## start TASK INPUTS

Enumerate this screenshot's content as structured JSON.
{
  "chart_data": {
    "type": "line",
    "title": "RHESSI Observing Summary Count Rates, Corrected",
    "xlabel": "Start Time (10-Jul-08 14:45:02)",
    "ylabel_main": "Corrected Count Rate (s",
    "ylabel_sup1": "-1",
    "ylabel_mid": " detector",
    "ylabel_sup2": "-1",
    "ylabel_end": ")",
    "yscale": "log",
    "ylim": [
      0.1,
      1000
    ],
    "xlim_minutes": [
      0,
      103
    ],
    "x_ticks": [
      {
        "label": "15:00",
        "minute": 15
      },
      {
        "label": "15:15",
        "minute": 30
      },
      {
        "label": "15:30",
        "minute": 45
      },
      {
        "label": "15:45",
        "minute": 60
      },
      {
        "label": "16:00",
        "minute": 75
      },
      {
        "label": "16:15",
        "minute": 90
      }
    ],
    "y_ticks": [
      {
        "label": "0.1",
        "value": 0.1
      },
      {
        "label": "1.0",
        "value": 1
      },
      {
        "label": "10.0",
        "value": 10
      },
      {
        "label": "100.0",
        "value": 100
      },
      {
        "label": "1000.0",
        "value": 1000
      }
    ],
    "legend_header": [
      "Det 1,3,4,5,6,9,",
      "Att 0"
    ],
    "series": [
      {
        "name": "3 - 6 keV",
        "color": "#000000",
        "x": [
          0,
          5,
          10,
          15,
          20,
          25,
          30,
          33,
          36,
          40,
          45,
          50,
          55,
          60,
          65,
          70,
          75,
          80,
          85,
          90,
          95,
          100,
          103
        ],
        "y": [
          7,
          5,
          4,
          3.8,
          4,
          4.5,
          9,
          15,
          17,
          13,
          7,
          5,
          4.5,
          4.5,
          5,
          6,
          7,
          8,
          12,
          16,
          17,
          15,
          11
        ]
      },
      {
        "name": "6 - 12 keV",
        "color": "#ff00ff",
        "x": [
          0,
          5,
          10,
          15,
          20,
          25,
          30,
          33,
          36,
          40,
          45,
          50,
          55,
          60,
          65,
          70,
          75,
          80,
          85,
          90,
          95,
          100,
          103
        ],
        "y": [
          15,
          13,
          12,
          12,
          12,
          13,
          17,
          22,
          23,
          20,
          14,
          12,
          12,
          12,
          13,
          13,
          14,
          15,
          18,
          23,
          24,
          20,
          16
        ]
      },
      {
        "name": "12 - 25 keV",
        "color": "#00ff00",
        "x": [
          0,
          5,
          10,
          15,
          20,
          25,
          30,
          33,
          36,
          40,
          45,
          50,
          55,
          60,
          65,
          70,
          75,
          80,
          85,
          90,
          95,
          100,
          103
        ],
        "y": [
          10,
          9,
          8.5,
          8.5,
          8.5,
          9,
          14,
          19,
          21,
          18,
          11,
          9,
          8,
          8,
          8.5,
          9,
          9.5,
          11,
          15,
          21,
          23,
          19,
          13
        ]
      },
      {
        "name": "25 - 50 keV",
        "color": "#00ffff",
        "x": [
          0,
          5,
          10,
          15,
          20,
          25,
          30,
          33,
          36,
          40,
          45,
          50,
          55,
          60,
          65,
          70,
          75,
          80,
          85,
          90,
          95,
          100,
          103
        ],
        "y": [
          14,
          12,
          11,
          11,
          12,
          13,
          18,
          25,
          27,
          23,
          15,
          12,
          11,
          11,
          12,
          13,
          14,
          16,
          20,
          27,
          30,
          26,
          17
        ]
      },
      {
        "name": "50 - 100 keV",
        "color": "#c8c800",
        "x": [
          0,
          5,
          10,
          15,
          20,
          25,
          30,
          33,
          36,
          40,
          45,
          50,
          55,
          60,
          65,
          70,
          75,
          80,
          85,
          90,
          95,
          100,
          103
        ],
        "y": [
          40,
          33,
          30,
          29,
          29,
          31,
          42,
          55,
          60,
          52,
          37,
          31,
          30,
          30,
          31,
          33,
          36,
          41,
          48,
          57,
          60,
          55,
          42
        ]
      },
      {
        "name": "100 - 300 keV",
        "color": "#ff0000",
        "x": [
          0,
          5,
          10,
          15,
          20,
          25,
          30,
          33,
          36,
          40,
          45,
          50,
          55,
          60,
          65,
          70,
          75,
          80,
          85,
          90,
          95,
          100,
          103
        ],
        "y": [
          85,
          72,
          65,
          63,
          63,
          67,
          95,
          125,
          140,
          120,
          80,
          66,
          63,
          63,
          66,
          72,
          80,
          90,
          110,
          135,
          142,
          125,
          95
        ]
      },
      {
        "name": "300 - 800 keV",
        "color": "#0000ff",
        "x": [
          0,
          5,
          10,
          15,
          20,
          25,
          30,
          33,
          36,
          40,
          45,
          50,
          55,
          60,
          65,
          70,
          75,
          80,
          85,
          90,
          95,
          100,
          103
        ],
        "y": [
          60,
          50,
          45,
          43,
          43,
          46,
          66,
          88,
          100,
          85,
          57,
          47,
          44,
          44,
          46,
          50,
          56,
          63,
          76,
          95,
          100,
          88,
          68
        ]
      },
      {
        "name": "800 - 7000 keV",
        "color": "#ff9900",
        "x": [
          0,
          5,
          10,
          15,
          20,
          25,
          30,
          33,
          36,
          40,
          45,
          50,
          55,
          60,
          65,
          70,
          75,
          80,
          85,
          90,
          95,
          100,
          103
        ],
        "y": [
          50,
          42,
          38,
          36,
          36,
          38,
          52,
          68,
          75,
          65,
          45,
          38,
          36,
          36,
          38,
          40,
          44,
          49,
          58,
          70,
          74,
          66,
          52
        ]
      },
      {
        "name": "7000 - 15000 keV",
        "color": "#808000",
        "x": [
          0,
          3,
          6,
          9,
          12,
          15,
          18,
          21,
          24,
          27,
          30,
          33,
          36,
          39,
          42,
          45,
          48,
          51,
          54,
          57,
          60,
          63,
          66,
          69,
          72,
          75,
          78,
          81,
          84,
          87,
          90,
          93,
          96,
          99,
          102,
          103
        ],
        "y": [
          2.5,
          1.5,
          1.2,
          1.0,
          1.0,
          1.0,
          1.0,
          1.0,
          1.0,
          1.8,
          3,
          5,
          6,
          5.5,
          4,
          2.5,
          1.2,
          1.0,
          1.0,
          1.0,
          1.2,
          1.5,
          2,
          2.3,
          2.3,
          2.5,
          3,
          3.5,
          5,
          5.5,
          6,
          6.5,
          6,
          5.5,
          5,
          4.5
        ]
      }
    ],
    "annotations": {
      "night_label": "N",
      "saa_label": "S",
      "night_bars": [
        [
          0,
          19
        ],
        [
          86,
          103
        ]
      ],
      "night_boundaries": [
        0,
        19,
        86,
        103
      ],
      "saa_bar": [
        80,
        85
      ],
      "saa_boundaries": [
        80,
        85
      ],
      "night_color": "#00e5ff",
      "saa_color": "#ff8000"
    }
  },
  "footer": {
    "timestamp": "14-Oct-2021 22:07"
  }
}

## end TASK INPUTS

> **YOUR OBJECTIVE**
Restate all of the entries exactly, please.

> **THE RESULT**
Enumerate this screenshot's content as structured JSON.
{
  "chart_data": {
    "type": "line",
    "title": "RHESSI Observing Summary Count Rates, Corrected",
    "xlabel": "Start Time (10-Jul-08 14:45:02)",
    "ylabel_main": "Corrected Count Rate (s",
    "ylabel_sup1": "-1",
    "ylabel_mid": " detector",
    "ylabel_sup2": "-1",
    "ylabel_end": ")",
    "yscale": "log",
    "ylim": [
      0.1,
      1000
    ],
    "xlim_minutes": [
      0,
      103
    ],
    "x_ticks": [
      {
        "label": "15:00",
        "minute": 15
      },
      {
        "label": "15:15",
        "minute": 30
      },
      {
        "label": "15:30",
        "minute": 45
      },
      {
        "label": "15:45",
        "minute": 60
      },
      {
        "label": "16:00",
        "minute": 75
      },
      {
        "label": "16:15",
        "minute": 90
      }
    ],
    "y_ticks": [
      {
        "label": "0.1",
        "value": 0.1
      },
      {
        "label": "1.0",
        "value": 1
      },
      {
        "label": "10.0",
        "value": 10
      },
      {
        "label": "100.0",
        "value": 100
      },
      {
        "label": "1000.0",
        "value": 1000
      }
    ],
    "legend_header": [
      "Det 1,3,4,5,6,9,",
      "Att 0"
    ],
    "series": [
      {
        "name": "3 - 6 keV",
        "color": "#000000",
        "x": [
          0,
          5,
          10,
          15,
          20,
          25,
          30,
          33,
          36,
          40,
          45,
          50,
          55,
          60,
          65,
          70,
          75,
          80,
          85,
          90,
          95,
          100,
          103
        ],
        "y": [
          7,
          5,
          4,
          3.8,
          4,
          4.5,
          9,
          15,
          17,
          13,
          7,
          5,
          4.5,
          4.5,
          5,
          6,
          7,
          8,
          12,
          16,
          17,
          15,
          11
        ]
      },
      {
        "name": "6 - 12 keV",
        "color": "#ff00ff",
        "x": [
          0,
          5,
          10,
          15,
          20,
          25,
          30,
          33,
          36,
          40,
          45,
          50,
          55,
          60,
          65,
          70,
          75,
          80,
          85,
          90,
          95,
          100,
          103
        ],
        "y": [
          15,
          13,
          12,
          12,
          12,
          13,
          17,
          22,
          23,
          20,
          14,
          12,
          12,
          12,
          13,
          13,
          14,
          15,
          18,
          23,
          24,
          20,
          16
        ]
      },
      {
        "name": "12 - 25 keV",
        "color": "#00ff00",
        "x": [
          0,
          5,
          10,
          15,
          20,
          25,
          30,
          33,
          36,
          40,
          45,
          50,
          55,
          60,
          65,
          70,
          75,
          80,
          85,
          90,
          95,
          100,
          103
        ],
        "y": [
          10,
          9,
          8.5,
          8.5,
          8.5,
          9,
          14,
          19,
          21,
          18,
          11,
          9,
          8,
          8,
          8.5,
          9,
          9.5,
          11,
          15,
          21,
          23,
          19,
          13
        ]
      },
      {
        "name": "25 - 50 keV",
        "color": "#00ffff",
        "x": [
          0,
          5,
          10,
          15,
          20,
          25,
          30,
          33,
          36,
          40,
          45,
          50,
          55,
          60,
          65,
          70,
          75,
          80,
          85,
          90,
          95,
          100,
          103
        ],
        "y": [
          14,
          12,
          11,
          11,
          12,
          13,
          18,
          25,
          27,
          23,
          15,
          12,
          11,
          11,
          12,
          13,
          14,
          16,
          20,
          27,
          30,
          26,
          17
        ]
      },
      {
        "name": "50 - 100 keV",
        "color": "#c8c800",
        "x": [
          0,
          5,
          10,
          15,
          20,
          25,
          30,
          33,
          36,
          40,
          45,
          50,
          55,
          60,
          65,
          70,
          75,
          80,
          85,
          90,
          95,
          100,
          103
        ],
        "y": [
          40,
          33,
          30,
          29,
          29,
          31,
          42,
          55,
          60,
          52,
          37,
          31,
          30,
          30,
          31,
          33,
          36,
          41,
          48,
          57,
          60,
          55,
          42
        ]
      },
      {
        "name": "100 - 300 keV",
        "color": "#ff0000",
        "x": [
          0,
          5,
          10,
          15,
          20,
          25,
          30,
          33,
          36,
          40,
          45,
          50,
          55,
          60,
          65,
          70,
          75,
          80,
          85,
          90,
          95,
          100,
          103
        ],
        "y": [
          85,
          72,
          65,
          63,
          63,
          67,
          95,
          125,
          140,
          120,
          80,
          66,
          63,
          63,
          66,
          72,
          80,
          90,
          110,
          135,
          142,
          125,
          95
        ]
      },
      {
        "name": "300 - 800 keV",
        "color": "#0000ff",
        "x": [
          0,
          5,
          10,
          15,
          20,
          25,
          30,
          33,
          36,
          40,
          45,
          50,
          55,
          60,
          65,
          70,
          75,
          80,
          85,
          90,
          95,
          100,
          103
        ],
        "y": [
          60,
          50,
          45,
          43,
          43,
          46,
          66,
          88,
          100,
          85,
          57,
          47,
          44,
          44,
          46,
          50,
          56,
          63,
          76,
          95,
          100,
          88,
          68
        ]
      },
      {
        "name": "800 - 7000 keV",
        "color": "#ff9900",
        "x": [
          0,
          5,
          10,
          15,
          20,
          25,
          30,
          33,
          36,
          40,
          45,
          50,
          55,
          60,
          65,
          70,
          75,
          80,
          85,
          90,
          95,
          100,
          103
        ],
        "y": [
          50,
          42,
          38,
          36,
          36,
          38,
          52,
          68,
          75,
          65,
          45,
          38,
          36,
          36,
          38,
          40,
          44,
          49,
          58,
          70,
          74,
          66,
          52
        ]
      },
      {
        "name": "7000 - 15000 keV",
        "color": "#808000",
        "x": [
          0,
          3,
          6,
          9,
          12,
          15,
          18,
          21,
          24,
          27,
          30,
          33,
          36,
          39,
          42,
          45,
          48,
          51,
          54,
          57,
          60,
          63,
          66,
          69,
          72,
          75,
          78,
          81,
          84,
          87,
          90,
          93,
          96,
          99,
          102,
          103
        ],
        "y": [
          2.5,
          1.5,
          1.2,
          1.0,
          1.0,
          1.0,
          1.0,
          1.0,
          1.0,
          1.8,
          3,
          5,
          6,
          5.5,
          4,
          2.5,
          1.2,
          1.0,
          1.0,
          1.0,
          1.2,
          1.5,
          2,
          2.3,
          2.3,
          2.5,
          3,
          3.5,
          5,
          5.5,
          6,
          6.5,
          6,
          5.5,
          5,
          4.5
        ]
      }
    ],
    "annotations": {
      "night_label": "N",
      "saa_label": "S",
      "night_bars": [
        [
          0,
          19
        ],
        [
          86,
          103
        ]
      ],
      "night_boundaries": [
        0,
        19,
        86,
        103
      ],
      "saa_bar": [
        80,
        85
      ],
      "saa_boundaries": [
        80,
        85
      ],
      "night_color": "#00e5ff",
      "saa_color": "#ff8000"
    }
  },
  "footer": {
    "timestamp": "14-Oct-2021 22:07"
  }
}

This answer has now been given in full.